- GIVEN PROBLEM -
Write out every line of the material as it stands, apart from the pictures.

:: SOURCE DATA

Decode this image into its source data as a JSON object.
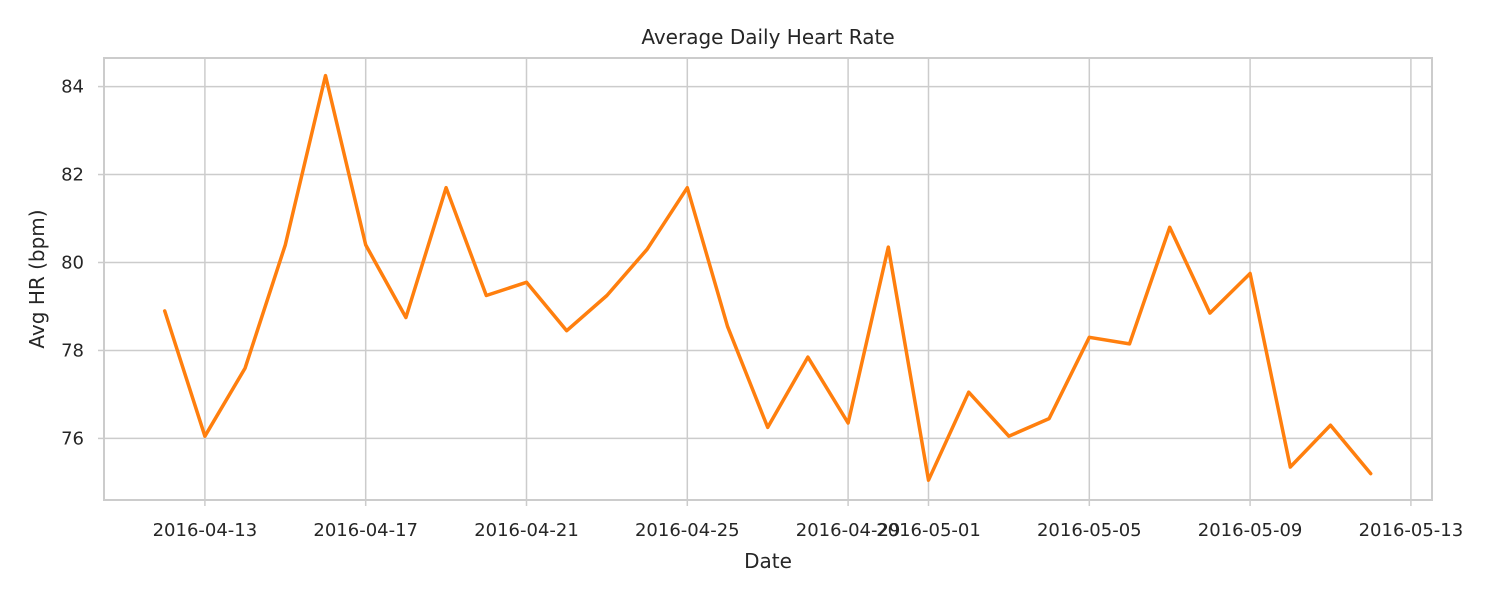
{
  "chart_data": {
    "type": "line",
    "title": "Average Daily Heart Rate",
    "xlabel": "Date",
    "ylabel": "Avg HR (bpm)",
    "x": [
      "2016-04-12",
      "2016-04-13",
      "2016-04-14",
      "2016-04-15",
      "2016-04-16",
      "2016-04-17",
      "2016-04-18",
      "2016-04-19",
      "2016-04-20",
      "2016-04-21",
      "2016-04-22",
      "2016-04-23",
      "2016-04-24",
      "2016-04-25",
      "2016-04-26",
      "2016-04-27",
      "2016-04-28",
      "2016-04-29",
      "2016-04-30",
      "2016-05-01",
      "2016-05-02",
      "2016-05-03",
      "2016-05-04",
      "2016-05-05",
      "2016-05-06",
      "2016-05-07",
      "2016-05-08",
      "2016-05-09",
      "2016-05-10",
      "2016-05-11",
      "2016-05-12"
    ],
    "series": [
      {
        "values": [
          78.9,
          76.05,
          77.6,
          80.4,
          84.25,
          80.4,
          78.75,
          81.7,
          79.25,
          79.55,
          78.45,
          79.25,
          80.3,
          81.7,
          78.55,
          76.25,
          77.85,
          76.35,
          80.35,
          75.05,
          77.05,
          76.05,
          76.45,
          78.3,
          78.15,
          80.8,
          78.85,
          79.75,
          75.35,
          76.3,
          75.2
        ],
        "color": "#ff7f0e"
      }
    ],
    "xticks": [
      "2016-04-13",
      "2016-04-17",
      "2016-04-21",
      "2016-04-25",
      "2016-04-29",
      "2016-05-01",
      "2016-05-05",
      "2016-05-09",
      "2016-05-13"
    ],
    "yticks": [
      76,
      78,
      80,
      82,
      84
    ],
    "xlim": [
      "2016-04-11",
      "2016-05-13"
    ],
    "ylim": [
      74.6,
      84.65
    ],
    "grid": true,
    "legend": false
  }
}
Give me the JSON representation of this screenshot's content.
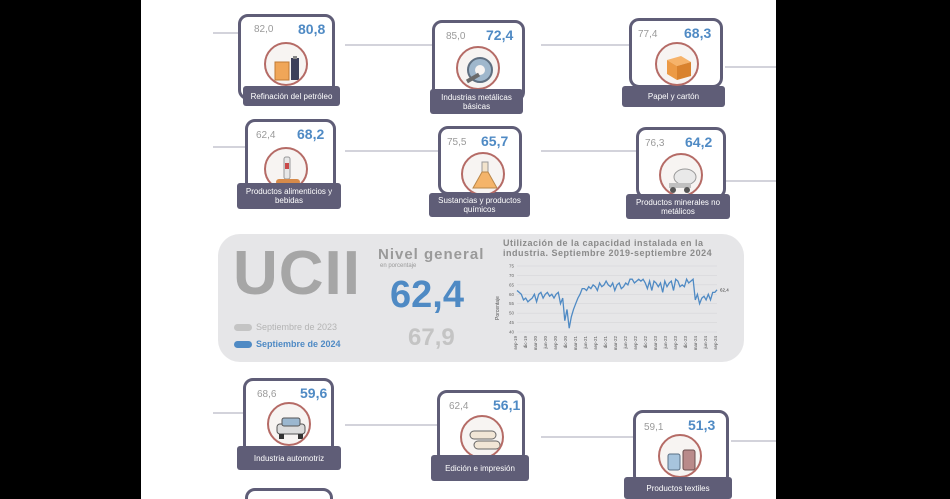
{
  "sectors_top": [
    {
      "label": "Refinación del petróleo",
      "old": "82,0",
      "new": "80,8",
      "icon": "oil-barrels-icon"
    },
    {
      "label": "Industrias metálicas básicas",
      "old": "85,0",
      "new": "72,4",
      "icon": "metal-coil-icon"
    },
    {
      "label": "Papel y cartón",
      "old": "77,4",
      "new": "68,3",
      "icon": "cardboard-box-icon"
    },
    {
      "label": "Productos alimenticios y bebidas",
      "old": "62,4",
      "new": "68,2",
      "icon": "food-drink-icon"
    },
    {
      "label": "Sustancias y productos químicos",
      "old": "75,5",
      "new": "65,7",
      "icon": "flask-icon"
    },
    {
      "label": "Productos minerales no metálicos",
      "old": "76,3",
      "new": "64,2",
      "icon": "cement-mixer-icon"
    }
  ],
  "sectors_bottom": [
    {
      "label": "Industria automotriz",
      "old": "68,6",
      "new": "59,6",
      "icon": "car-icon"
    },
    {
      "label": "Edición e impresión",
      "old": "62,4",
      "new": "56,1",
      "icon": "paper-rolls-icon"
    },
    {
      "label": "Productos textiles",
      "old": "59,1",
      "new": "51,3",
      "icon": "yarn-icon"
    }
  ],
  "summary": {
    "acronym": "UCII",
    "nivel_general": "Nivel general",
    "unit": "en porcentaje",
    "current_value": "62,4",
    "previous_value": "67,9",
    "legend_2023": "Septiembre de 2023",
    "legend_2024": "Septiembre de 2024"
  },
  "colors": {
    "accent_blue": "#4f8ac4",
    "frame": "#5f5d77",
    "gray": "#bdbdbd",
    "circle_border": "#b56b66"
  },
  "chart_data": {
    "type": "line",
    "title": "Utilización de la capacidad instalada en la industria. Septiembre 2019-septiembre 2024",
    "ylabel": "Porcentaje",
    "ylim": [
      40,
      75
    ],
    "yticks": [
      "75",
      "70",
      "65",
      "60",
      "55",
      "50",
      "45",
      "40"
    ],
    "end_label": "62,4",
    "x_labels": [
      "sep-19",
      "dic-19",
      "mar-20",
      "jun-20",
      "sep-20",
      "dic-20",
      "mar-21",
      "jun-21",
      "sep-21",
      "dic-21",
      "mar-22",
      "jun-22",
      "sep-22",
      "dic-22",
      "mar-23",
      "jun-23",
      "sep-23",
      "dic-23",
      "mar-24",
      "jun-24",
      "sep-24"
    ],
    "series": [
      {
        "values": [
          62,
          61,
          60,
          57,
          58,
          56,
          57,
          58,
          60,
          56,
          60,
          61,
          58,
          60,
          61,
          59,
          60,
          58,
          60,
          61,
          55,
          58,
          46,
          52,
          42,
          48,
          52,
          55,
          58,
          60,
          63,
          63,
          62,
          64,
          63,
          65,
          64,
          62,
          66,
          64,
          65,
          67,
          65,
          64,
          66,
          62,
          65,
          66,
          63,
          64,
          66,
          65,
          68,
          68,
          66,
          67,
          68,
          67,
          68,
          66,
          63,
          67,
          62,
          67,
          66,
          64,
          66,
          61,
          67,
          64,
          66,
          67,
          62,
          68,
          67,
          64,
          65,
          64,
          68,
          66,
          67,
          68,
          57,
          60,
          55,
          58,
          59,
          57,
          60,
          57,
          61,
          61,
          62.4
        ]
      }
    ]
  }
}
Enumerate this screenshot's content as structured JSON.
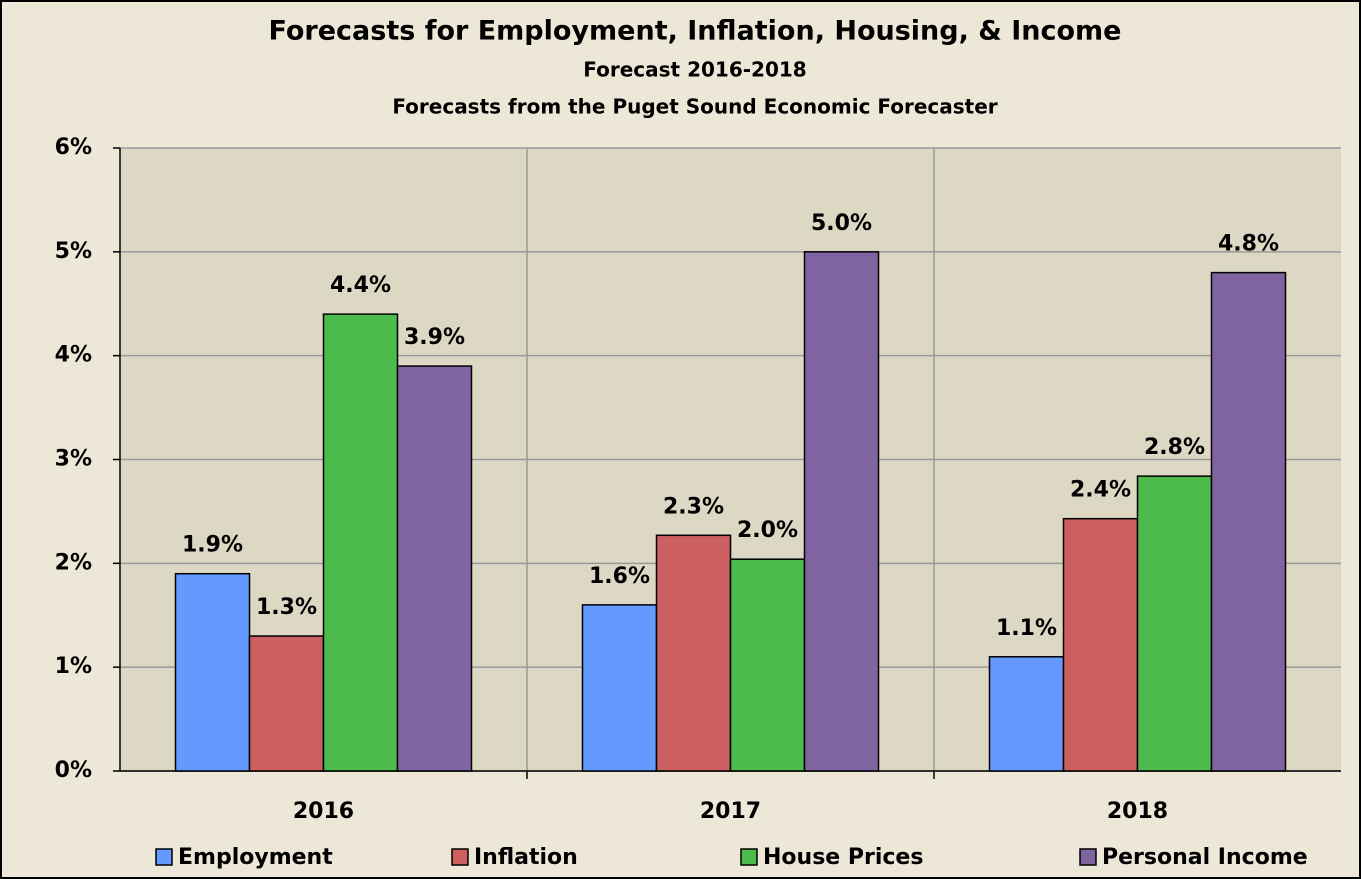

::::

- EXERCISE RESPONSE -
Decode this image into its source data as a JSON object.
{
  "chart_data": {
    "type": "line",
    "title": "Average Daily Heart Rate",
    "xlabel": "Date",
    "ylabel": "Avg HR (bpm)",
    "x": [
      "2016-04-12",
      "2016-04-13",
      "2016-04-14",
      "2016-04-15",
      "2016-04-16",
      "2016-04-17",
      "2016-04-18",
      "2016-04-19",
      "2016-04-20",
      "2016-04-21",
      "2016-04-22",
      "2016-04-23",
      "2016-04-24",
      "2016-04-25",
      "2016-04-26",
      "2016-04-27",
      "2016-04-28",
      "2016-04-29",
      "2016-04-30",
      "2016-05-01",
      "2016-05-02",
      "2016-05-03",
      "2016-05-04",
      "2016-05-05",
      "2016-05-06",
      "2016-05-07",
      "2016-05-08",
      "2016-05-09",
      "2016-05-10",
      "2016-05-11",
      "2016-05-12"
    ],
    "series": [
      {
        "values": [
          78.9,
          76.05,
          77.6,
          80.4,
          84.25,
          80.4,
          78.75,
          81.7,
          79.25,
          79.55,
          78.45,
          79.25,
          80.3,
          81.7,
          78.55,
          76.25,
          77.85,
          76.35,
          80.35,
          75.05,
          77.05,
          76.05,
          76.45,
          78.3,
          78.15,
          80.8,
          78.85,
          79.75,
          75.35,
          76.3,
          75.2
        ],
        "color": "#ff7f0e"
      }
    ],
    "xticks": [
      "2016-04-13",
      "2016-04-17",
      "2016-04-21",
      "2016-04-25",
      "2016-04-29",
      "2016-05-01",
      "2016-05-05",
      "2016-05-09",
      "2016-05-13"
    ],
    "yticks": [
      76,
      78,
      80,
      82,
      84
    ],
    "xlim": [
      "2016-04-11",
      "2016-05-13"
    ],
    "ylim": [
      74.6,
      84.65
    ],
    "grid": true,
    "legend": false
  }
}
Give me the JSON representation of this screenshot's content.
{
  "sectors_top": [
    {
      "label": "Refinación del petróleo",
      "old": "82,0",
      "new": "80,8",
      "icon": "oil-barrels-icon"
    },
    {
      "label": "Industrias metálicas básicas",
      "old": "85,0",
      "new": "72,4",
      "icon": "metal-coil-icon"
    },
    {
      "label": "Papel y cartón",
      "old": "77,4",
      "new": "68,3",
      "icon": "cardboard-box-icon"
    },
    {
      "label": "Productos alimenticios y bebidas",
      "old": "62,4",
      "new": "68,2",
      "icon": "food-drink-icon"
    },
    {
      "label": "Sustancias y productos químicos",
      "old": "75,5",
      "new": "65,7",
      "icon": "flask-icon"
    },
    {
      "label": "Productos minerales no metálicos",
      "old": "76,3",
      "new": "64,2",
      "icon": "cement-mixer-icon"
    }
  ],
  "sectors_bottom": [
    {
      "label": "Industria automotriz",
      "old": "68,6",
      "new": "59,6",
      "icon": "car-icon"
    },
    {
      "label": "Edición e impresión",
      "old": "62,4",
      "new": "56,1",
      "icon": "paper-rolls-icon"
    },
    {
      "label": "Productos textiles",
      "old": "59,1",
      "new": "51,3",
      "icon": "yarn-icon"
    }
  ],
  "summary": {
    "acronym": "UCII",
    "nivel_general": "Nivel general",
    "unit": "en porcentaje",
    "current_value": "62,4",
    "previous_value": "67,9",
    "legend_2023": "Septiembre de 2023",
    "legend_2024": "Septiembre de 2024"
  },
  "colors": {
    "accent_blue": "#4f8ac4",
    "frame": "#5f5d77",
    "gray": "#bdbdbd",
    "circle_border": "#b56b66"
  },
  "chart_data": {
    "type": "line",
    "title": "Utilización de la capacidad instalada en la industria. Septiembre 2019-septiembre 2024",
    "ylabel": "Porcentaje",
    "ylim": [
      40,
      75
    ],
    "yticks": [
      "75",
      "70",
      "65",
      "60",
      "55",
      "50",
      "45",
      "40"
    ],
    "end_label": "62,4",
    "x_labels": [
      "sep-19",
      "dic-19",
      "mar-20",
      "jun-20",
      "sep-20",
      "dic-20",
      "mar-21",
      "jun-21",
      "sep-21",
      "dic-21",
      "mar-22",
      "jun-22",
      "sep-22",
      "dic-22",
      "mar-23",
      "jun-23",
      "sep-23",
      "dic-23",
      "mar-24",
      "jun-24",
      "sep-24"
    ],
    "series": [
      {
        "values": [
          62,
          61,
          60,
          57,
          58,
          56,
          57,
          58,
          60,
          56,
          60,
          61,
          58,
          60,
          61,
          59,
          60,
          58,
          60,
          61,
          55,
          58,
          46,
          52,
          42,
          48,
          52,
          55,
          58,
          60,
          63,
          63,
          62,
          64,
          63,
          65,
          64,
          62,
          66,
          64,
          65,
          67,
          65,
          64,
          66,
          62,
          65,
          66,
          63,
          64,
          66,
          65,
          68,
          68,
          66,
          67,
          68,
          67,
          68,
          66,
          63,
          67,
          62,
          67,
          66,
          64,
          66,
          61,
          67,
          64,
          66,
          67,
          62,
          68,
          67,
          64,
          65,
          64,
          68,
          66,
          67,
          68,
          57,
          60,
          55,
          58,
          59,
          57,
          60,
          57,
          61,
          61,
          62.4
        ]
      }
    ]
  }
}
Enumerate this screenshot's content as structured JSON.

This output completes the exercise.